■ What is expected:
Pick out every line in the data below that holds "period".

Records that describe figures
○ ○ ○ ○
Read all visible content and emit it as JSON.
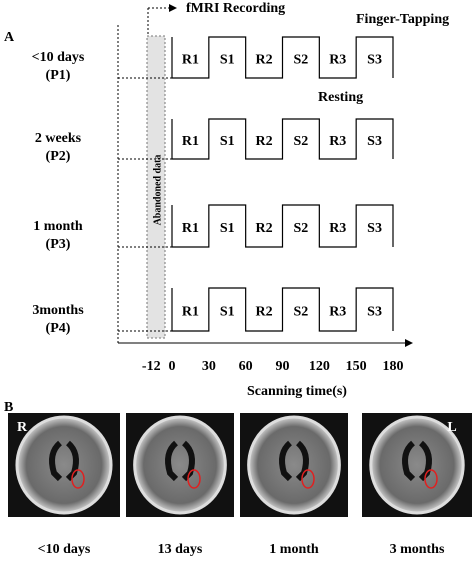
{
  "panel_a": {
    "label": "A",
    "recording": "fMRI Recording",
    "task": "Finger-Tapping",
    "rest": "Resting",
    "abandoned": "Abandoned data",
    "rows": [
      {
        "time": "<10 days",
        "period": "(P1)",
        "blocks": [
          "R1",
          "S1",
          "R2",
          "S2",
          "R3",
          "S3"
        ]
      },
      {
        "time": "2 weeks",
        "period": "(P2)",
        "blocks": [
          "R1",
          "S1",
          "R2",
          "S2",
          "R3",
          "S3"
        ]
      },
      {
        "time": "1 month",
        "period": "(P3)",
        "blocks": [
          "R1",
          "S1",
          "R2",
          "S2",
          "R3",
          "S3"
        ]
      },
      {
        "time": "3months",
        "period": "(P4)",
        "blocks": [
          "R1",
          "S1",
          "R2",
          "S2",
          "R3",
          "S3"
        ]
      }
    ],
    "axis": {
      "ticks": [
        -12,
        0,
        30,
        60,
        90,
        120,
        150,
        180
      ],
      "label": "Scanning time(s)"
    }
  },
  "panel_b": {
    "label": "B",
    "left": "R",
    "right": "L",
    "captions": [
      "<10 days",
      "13 days",
      "1 month",
      "3 months"
    ]
  }
}
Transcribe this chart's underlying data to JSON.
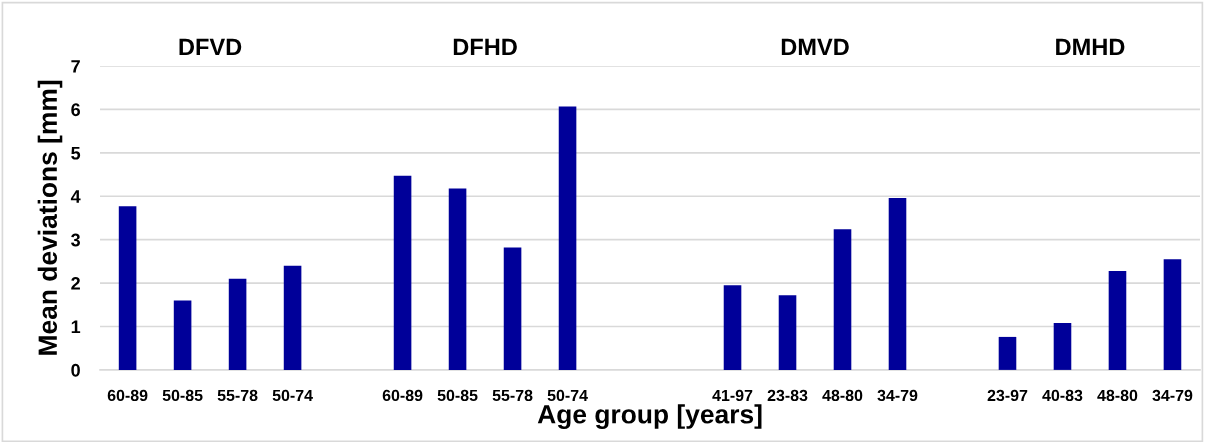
{
  "chart_data": {
    "type": "bar",
    "xlabel": "Age group [years]",
    "ylabel": "Mean deviations [mm]",
    "categories": [
      "60-89",
      "50-85",
      "55-78",
      "50-74",
      null,
      "60-89",
      "50-85",
      "55-78",
      "50-74",
      null,
      null,
      "41-97",
      "23-83",
      "48-80",
      "34-79",
      null,
      "23-97",
      "40-83",
      "48-80",
      "34-79"
    ],
    "values": [
      3.77,
      1.6,
      2.1,
      2.4,
      null,
      4.47,
      4.18,
      2.82,
      6.07,
      null,
      null,
      1.95,
      1.72,
      3.24,
      3.96,
      null,
      0.76,
      1.08,
      2.28,
      2.55
    ],
    "color": "#000099",
    "annotations": [
      "DFVD",
      "DFHD",
      "DMVD",
      "DMHD"
    ],
    "ylim": [
      0,
      7
    ],
    "yticks": [
      0,
      1,
      2,
      3,
      4,
      5,
      6,
      7
    ],
    "grid": "y"
  }
}
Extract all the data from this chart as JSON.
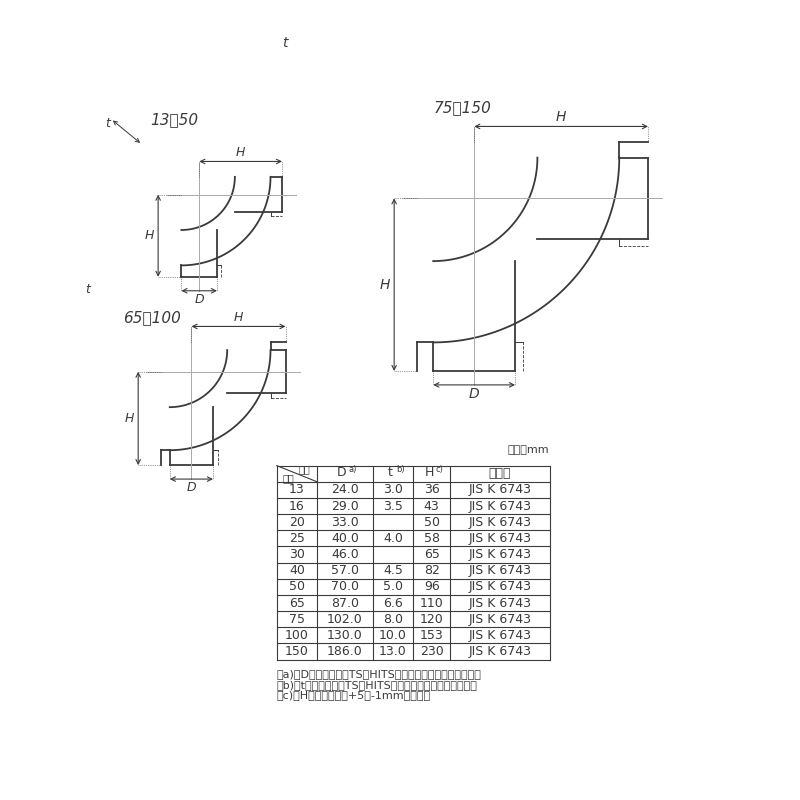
{
  "title_small": "13～50",
  "title_medium": "65・100",
  "title_large": "75・150",
  "line_color": "#3a3a3a",
  "cl_color": "#aaaaaa",
  "table_rows": [
    [
      "13",
      "24.0",
      "3.0",
      "36",
      "JIS K 6743"
    ],
    [
      "16",
      "29.0",
      "3.5",
      "43",
      "JIS K 6743"
    ],
    [
      "20",
      "33.0",
      "",
      "50",
      "JIS K 6743"
    ],
    [
      "25",
      "40.0",
      "4.0",
      "58",
      "JIS K 6743"
    ],
    [
      "30",
      "46.0",
      "",
      "65",
      "JIS K 6743"
    ],
    [
      "40",
      "57.0",
      "4.5",
      "82",
      "JIS K 6743"
    ],
    [
      "50",
      "70.0",
      "5.0",
      "96",
      "JIS K 6743"
    ],
    [
      "65",
      "87.0",
      "6.6",
      "110",
      "JIS K 6743"
    ],
    [
      "75",
      "102.0",
      "8.0",
      "120",
      "JIS K 6743"
    ],
    [
      "100",
      "130.0",
      "10.0",
      "153",
      "JIS K 6743"
    ],
    [
      "150",
      "186.0",
      "13.0",
      "230",
      "JIS K 6743"
    ]
  ]
}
○ ○ ○ ○
■ Right answer:
        "period": "(P1)",
        "period": "(P2)",
        "period": "(P3)",
        "period": "(P4)",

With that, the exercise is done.